Take each line containing "least" and report it exactly as written.

---------- Extracted entries ----------

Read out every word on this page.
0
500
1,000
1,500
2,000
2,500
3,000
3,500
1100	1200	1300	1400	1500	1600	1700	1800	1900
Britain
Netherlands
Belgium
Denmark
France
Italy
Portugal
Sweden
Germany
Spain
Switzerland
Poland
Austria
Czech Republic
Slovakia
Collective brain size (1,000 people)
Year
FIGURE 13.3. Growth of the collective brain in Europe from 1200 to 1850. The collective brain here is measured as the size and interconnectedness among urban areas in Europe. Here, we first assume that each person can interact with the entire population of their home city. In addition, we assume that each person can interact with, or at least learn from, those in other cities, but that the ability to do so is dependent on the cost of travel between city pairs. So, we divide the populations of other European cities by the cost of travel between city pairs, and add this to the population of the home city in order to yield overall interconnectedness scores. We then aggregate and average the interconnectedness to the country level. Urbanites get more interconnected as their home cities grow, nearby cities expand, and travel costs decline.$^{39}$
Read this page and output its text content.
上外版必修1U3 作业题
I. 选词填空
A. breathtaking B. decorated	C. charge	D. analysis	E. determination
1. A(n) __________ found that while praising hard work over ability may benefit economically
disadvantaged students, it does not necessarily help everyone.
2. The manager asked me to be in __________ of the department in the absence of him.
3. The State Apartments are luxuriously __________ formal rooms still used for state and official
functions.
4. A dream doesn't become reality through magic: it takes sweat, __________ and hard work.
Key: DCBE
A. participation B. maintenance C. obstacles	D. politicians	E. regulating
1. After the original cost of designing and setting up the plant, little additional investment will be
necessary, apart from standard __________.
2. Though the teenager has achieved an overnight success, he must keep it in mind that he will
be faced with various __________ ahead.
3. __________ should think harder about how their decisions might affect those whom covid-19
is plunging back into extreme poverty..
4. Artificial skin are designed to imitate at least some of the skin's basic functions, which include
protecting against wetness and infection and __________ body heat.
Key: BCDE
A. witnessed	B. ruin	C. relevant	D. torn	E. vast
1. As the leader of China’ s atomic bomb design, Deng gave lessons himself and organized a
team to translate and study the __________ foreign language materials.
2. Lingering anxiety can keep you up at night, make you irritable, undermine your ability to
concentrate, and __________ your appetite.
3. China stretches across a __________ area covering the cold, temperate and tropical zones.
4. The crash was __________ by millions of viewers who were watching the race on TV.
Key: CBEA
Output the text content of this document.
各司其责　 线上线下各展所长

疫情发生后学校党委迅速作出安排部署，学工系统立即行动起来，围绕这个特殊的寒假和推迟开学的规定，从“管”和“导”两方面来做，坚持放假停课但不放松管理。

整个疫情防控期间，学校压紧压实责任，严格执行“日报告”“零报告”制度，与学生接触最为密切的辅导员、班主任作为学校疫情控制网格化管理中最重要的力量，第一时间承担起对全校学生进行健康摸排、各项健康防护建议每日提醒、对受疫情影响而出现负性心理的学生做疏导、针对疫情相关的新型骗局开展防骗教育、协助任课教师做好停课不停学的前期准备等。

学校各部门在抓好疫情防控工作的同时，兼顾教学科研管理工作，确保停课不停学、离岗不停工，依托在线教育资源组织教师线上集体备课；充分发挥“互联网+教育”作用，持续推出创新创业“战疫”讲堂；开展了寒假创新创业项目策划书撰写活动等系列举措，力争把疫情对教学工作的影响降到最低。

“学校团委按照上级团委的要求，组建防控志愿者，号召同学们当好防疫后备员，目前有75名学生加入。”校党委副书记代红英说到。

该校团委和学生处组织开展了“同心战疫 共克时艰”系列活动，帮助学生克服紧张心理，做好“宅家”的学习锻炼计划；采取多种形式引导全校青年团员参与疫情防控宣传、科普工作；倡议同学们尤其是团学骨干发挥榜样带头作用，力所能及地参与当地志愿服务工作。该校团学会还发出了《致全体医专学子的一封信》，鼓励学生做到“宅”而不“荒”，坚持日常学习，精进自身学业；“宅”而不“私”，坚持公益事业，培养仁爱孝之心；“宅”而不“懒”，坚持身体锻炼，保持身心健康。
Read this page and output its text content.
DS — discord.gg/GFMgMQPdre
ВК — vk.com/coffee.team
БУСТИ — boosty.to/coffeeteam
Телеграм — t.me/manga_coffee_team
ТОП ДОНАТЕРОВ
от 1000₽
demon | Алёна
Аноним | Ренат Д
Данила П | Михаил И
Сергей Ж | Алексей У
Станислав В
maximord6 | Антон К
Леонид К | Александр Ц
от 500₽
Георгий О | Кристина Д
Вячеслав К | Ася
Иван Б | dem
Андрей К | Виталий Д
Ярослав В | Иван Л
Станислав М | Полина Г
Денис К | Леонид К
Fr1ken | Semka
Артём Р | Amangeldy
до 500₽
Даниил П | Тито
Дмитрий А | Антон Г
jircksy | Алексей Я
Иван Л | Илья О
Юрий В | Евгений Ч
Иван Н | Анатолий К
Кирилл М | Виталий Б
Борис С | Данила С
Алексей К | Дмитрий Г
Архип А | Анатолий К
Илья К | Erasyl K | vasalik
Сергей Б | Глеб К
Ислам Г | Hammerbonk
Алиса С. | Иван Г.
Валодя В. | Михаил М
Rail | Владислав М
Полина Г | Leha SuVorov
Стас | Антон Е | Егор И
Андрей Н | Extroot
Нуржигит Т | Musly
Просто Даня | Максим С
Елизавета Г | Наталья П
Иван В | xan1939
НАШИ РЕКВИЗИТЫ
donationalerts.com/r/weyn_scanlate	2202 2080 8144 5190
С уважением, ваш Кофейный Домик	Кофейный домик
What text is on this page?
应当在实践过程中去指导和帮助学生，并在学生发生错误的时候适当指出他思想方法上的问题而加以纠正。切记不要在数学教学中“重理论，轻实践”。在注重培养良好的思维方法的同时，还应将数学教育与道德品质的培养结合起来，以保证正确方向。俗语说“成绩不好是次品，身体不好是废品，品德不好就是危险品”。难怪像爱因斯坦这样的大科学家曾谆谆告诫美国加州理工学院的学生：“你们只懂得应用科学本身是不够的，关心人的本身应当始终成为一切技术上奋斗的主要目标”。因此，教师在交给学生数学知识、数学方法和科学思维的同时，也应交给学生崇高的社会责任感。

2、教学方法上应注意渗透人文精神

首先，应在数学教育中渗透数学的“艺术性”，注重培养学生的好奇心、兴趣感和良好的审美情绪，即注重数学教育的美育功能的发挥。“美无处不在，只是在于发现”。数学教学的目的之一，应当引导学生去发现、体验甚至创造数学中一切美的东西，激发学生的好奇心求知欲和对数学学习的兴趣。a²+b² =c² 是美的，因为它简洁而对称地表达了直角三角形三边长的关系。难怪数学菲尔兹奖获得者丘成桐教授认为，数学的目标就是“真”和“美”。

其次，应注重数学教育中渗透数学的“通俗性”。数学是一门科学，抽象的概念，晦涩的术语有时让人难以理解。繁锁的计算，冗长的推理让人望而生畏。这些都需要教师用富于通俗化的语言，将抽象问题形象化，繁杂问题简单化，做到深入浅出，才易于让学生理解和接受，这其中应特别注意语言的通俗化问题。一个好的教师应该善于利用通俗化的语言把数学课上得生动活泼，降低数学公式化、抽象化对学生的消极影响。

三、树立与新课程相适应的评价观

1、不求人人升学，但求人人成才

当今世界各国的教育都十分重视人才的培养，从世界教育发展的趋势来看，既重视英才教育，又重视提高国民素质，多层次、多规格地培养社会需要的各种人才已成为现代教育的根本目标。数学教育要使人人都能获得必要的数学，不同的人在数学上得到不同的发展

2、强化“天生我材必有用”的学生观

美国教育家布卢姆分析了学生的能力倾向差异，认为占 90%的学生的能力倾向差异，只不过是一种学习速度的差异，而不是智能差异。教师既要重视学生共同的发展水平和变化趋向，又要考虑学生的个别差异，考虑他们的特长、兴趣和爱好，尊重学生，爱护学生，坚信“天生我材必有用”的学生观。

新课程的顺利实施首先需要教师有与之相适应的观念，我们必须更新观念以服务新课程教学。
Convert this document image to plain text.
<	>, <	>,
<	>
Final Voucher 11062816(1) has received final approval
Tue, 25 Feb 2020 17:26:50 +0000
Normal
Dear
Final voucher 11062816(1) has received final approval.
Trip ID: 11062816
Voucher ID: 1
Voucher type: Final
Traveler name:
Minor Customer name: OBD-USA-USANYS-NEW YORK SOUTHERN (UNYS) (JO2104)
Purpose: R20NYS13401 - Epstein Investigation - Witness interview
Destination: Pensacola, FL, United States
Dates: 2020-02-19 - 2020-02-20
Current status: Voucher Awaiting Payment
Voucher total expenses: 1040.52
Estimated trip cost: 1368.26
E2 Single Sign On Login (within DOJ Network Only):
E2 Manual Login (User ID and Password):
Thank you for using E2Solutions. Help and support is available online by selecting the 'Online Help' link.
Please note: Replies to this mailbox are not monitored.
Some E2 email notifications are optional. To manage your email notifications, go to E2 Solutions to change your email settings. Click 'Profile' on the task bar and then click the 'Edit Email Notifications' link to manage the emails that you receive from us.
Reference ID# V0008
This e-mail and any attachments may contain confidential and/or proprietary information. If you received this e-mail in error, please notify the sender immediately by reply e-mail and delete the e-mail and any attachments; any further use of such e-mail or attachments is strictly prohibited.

----------

Solution below ▸
FIGURE 13.3. Growth of the collective brain in Europe from 1200 to 1850. The collective brain here is measured as the size and interconnectedness among urban areas in Europe. Here, we first assume that each person can interact with the entire population of their home city. In addition, we assume that each person can interact with, or at least learn from, those in other cities, but that the ability to do so is dependent on the cost of travel between city pairs. So, we divide the populations of other European cities by the cost of travel between city pairs, and add this to the population of the home city in order to yield overall interconnectedness scores. We then aggregate and average the interconnectedness to the country level. Urbanites get more interconnected as their home cities grow, nearby cities expand, and travel costs decline.$^{39}$
4. Artificial skin are designed to imitate at least some of the skin's basic functions, which include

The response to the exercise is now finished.